* **Task to complete**
Pictures stay out of the copy; set down each line of the listing below exactly.

----- Material shown -----

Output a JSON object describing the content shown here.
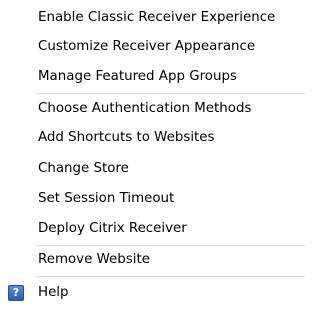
{
  "menu": {
    "items": [
      {
        "label": "Enable Classic Receiver Experience"
      },
      {
        "label": "Customize Receiver Appearance"
      },
      {
        "label": "Manage Featured App Groups"
      },
      {
        "label": "Choose Authentication Methods"
      },
      {
        "label": "Add Shortcuts to Websites"
      },
      {
        "label": "Change Store"
      },
      {
        "label": "Set Session Timeout"
      },
      {
        "label": "Deploy Citrix Receiver"
      },
      {
        "label": "Remove Website"
      },
      {
        "label": "Help",
        "icon": "help-icon",
        "icon_glyph": "?"
      }
    ]
  }
}
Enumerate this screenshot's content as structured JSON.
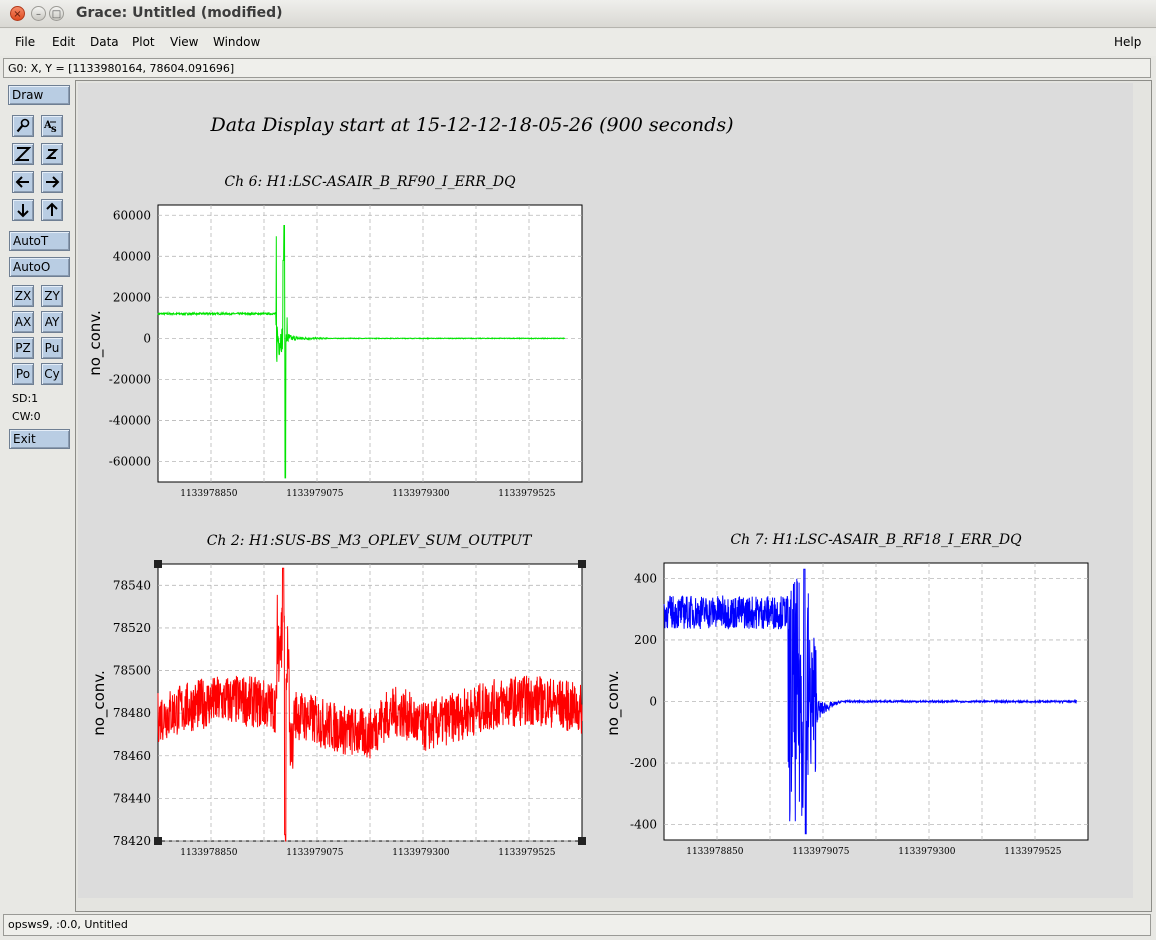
{
  "window": {
    "title": "Grace: Untitled (modified)"
  },
  "menu": {
    "items": [
      "File",
      "Edit",
      "Data",
      "Plot",
      "View",
      "Window"
    ],
    "help": "Help"
  },
  "locator": "G0: X, Y = [1133980164, 78604.091696]",
  "toolbar": {
    "draw": "Draw",
    "autot": "AutoT",
    "autoo": "AutoO",
    "zx": "ZX",
    "zy": "ZY",
    "ax": "AX",
    "ay": "AY",
    "pz": "PZ",
    "pu": "Pu",
    "po": "Po",
    "cy": "Cy",
    "sd": "SD:1",
    "cw": "CW:0",
    "exit": "Exit",
    "icons": [
      "zoom-magnifier-icon",
      "text-autoscale-icon",
      "zoom-z-large-icon",
      "zoom-z-small-icon",
      "scroll-left-icon",
      "scroll-right-icon",
      "scroll-down-icon",
      "scroll-up-icon"
    ]
  },
  "status": "opsws9, :0.0, Untitled",
  "colors": {
    "ch6": "#00e400",
    "ch2": "#ff0000",
    "ch7": "#0000ff"
  },
  "chart_data": {
    "title": "Data Display start at 15-12-12-18-05-26 (900 seconds)",
    "plots": [
      {
        "name": "Ch 6: H1:LSC-ASAIR_B_RF90_I_ERR_DQ",
        "type": "line",
        "ylabel": "no_conv.",
        "ylim": [
          -70000,
          65000
        ],
        "yticks": [
          60000,
          40000,
          20000,
          0,
          -20000,
          -40000,
          -60000
        ],
        "xticks": [
          "1133978850",
          "1133979075",
          "1133979300",
          "1133979525"
        ],
        "description": "flat ~12000 until ~1133978900, burst between ~1133979000 and ~1133979120 (spike to ~55000 and ~-68000), then ~0"
      },
      {
        "name": "Ch 2: H1:SUS-BS_M3_OPLEV_SUM_OUTPUT",
        "type": "line",
        "ylabel": "no_conv.",
        "ylim": [
          78420,
          78550
        ],
        "yticks": [
          78540,
          78520,
          78500,
          78480,
          78460,
          78440,
          78420
        ],
        "xticks": [
          "1133978850",
          "1133979075",
          "1133979300",
          "1133979525"
        ],
        "description": "noisy around 78470-78495, spike to ~78548 and dip to ~78423 near 1133979050"
      },
      {
        "name": "Ch 7: H1:LSC-ASAIR_B_RF18_I_ERR_DQ",
        "type": "line",
        "ylabel": "no_conv.",
        "ylim": [
          -450,
          450
        ],
        "yticks": [
          400,
          200,
          0,
          -200,
          -400
        ],
        "xticks": [
          "1133978850",
          "1133979075",
          "1133979300",
          "1133979525"
        ],
        "description": "noisy ~200-380 until ~1133978900, burst down to ~-430 and up to ~430, then ~0"
      }
    ]
  }
}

-----

* **Solution for this exercise**
Output a JSON object describing the content shown here.
{
  "menu": {
    "items": [
      {
        "label": "Enable Classic Receiver Experience"
      },
      {
        "label": "Customize Receiver Appearance"
      },
      {
        "label": "Manage Featured App Groups"
      },
      {
        "label": "Choose Authentication Methods"
      },
      {
        "label": "Add Shortcuts to Websites"
      },
      {
        "label": "Change Store"
      },
      {
        "label": "Set Session Timeout"
      },
      {
        "label": "Deploy Citrix Receiver"
      },
      {
        "label": "Remove Website"
      },
      {
        "label": "Help",
        "icon": "help-icon",
        "icon_glyph": "?"
      }
    ]
  }
}
Enumerate this screenshot's content as structured JSON.
{
  "window": {
    "title": "Grace: Untitled (modified)"
  },
  "menu": {
    "items": [
      "File",
      "Edit",
      "Data",
      "Plot",
      "View",
      "Window"
    ],
    "help": "Help"
  },
  "locator": "G0: X, Y = [1133980164, 78604.091696]",
  "toolbar": {
    "draw": "Draw",
    "autot": "AutoT",
    "autoo": "AutoO",
    "zx": "ZX",
    "zy": "ZY",
    "ax": "AX",
    "ay": "AY",
    "pz": "PZ",
    "pu": "Pu",
    "po": "Po",
    "cy": "Cy",
    "sd": "SD:1",
    "cw": "CW:0",
    "exit": "Exit",
    "icons": [
      "zoom-magnifier-icon",
      "text-autoscale-icon",
      "zoom-z-large-icon",
      "zoom-z-small-icon",
      "scroll-left-icon",
      "scroll-right-icon",
      "scroll-down-icon",
      "scroll-up-icon"
    ]
  },
  "status": "opsws9, :0.0, Untitled",
  "colors": {
    "ch6": "#00e400",
    "ch2": "#ff0000",
    "ch7": "#0000ff"
  },
  "chart_data": {
    "title": "Data Display start at 15-12-12-18-05-26 (900 seconds)",
    "plots": [
      {
        "name": "Ch 6: H1:LSC-ASAIR_B_RF90_I_ERR_DQ",
        "type": "line",
        "ylabel": "no_conv.",
        "ylim": [
          -70000,
          65000
        ],
        "yticks": [
          60000,
          40000,
          20000,
          0,
          -20000,
          -40000,
          -60000
        ],
        "xticks": [
          "1133978850",
          "1133979075",
          "1133979300",
          "1133979525"
        ],
        "description": "flat ~12000 until ~1133978900, burst between ~1133979000 and ~1133979120 (spike to ~55000 and ~-68000), then ~0"
      },
      {
        "name": "Ch 2: H1:SUS-BS_M3_OPLEV_SUM_OUTPUT",
        "type": "line",
        "ylabel": "no_conv.",
        "ylim": [
          78420,
          78550
        ],
        "yticks": [
          78540,
          78520,
          78500,
          78480,
          78460,
          78440,
          78420
        ],
        "xticks": [
          "1133978850",
          "1133979075",
          "1133979300",
          "1133979525"
        ],
        "description": "noisy around 78470-78495, spike to ~78548 and dip to ~78423 near 1133979050"
      },
      {
        "name": "Ch 7: H1:LSC-ASAIR_B_RF18_I_ERR_DQ",
        "type": "line",
        "ylabel": "no_conv.",
        "ylim": [
          -450,
          450
        ],
        "yticks": [
          400,
          200,
          0,
          -200,
          -400
        ],
        "xticks": [
          "1133978850",
          "1133979075",
          "1133979300",
          "1133979525"
        ],
        "description": "noisy ~200-380 until ~1133978900, burst down to ~-430 and up to ~430, then ~0"
      }
    ]
  }
}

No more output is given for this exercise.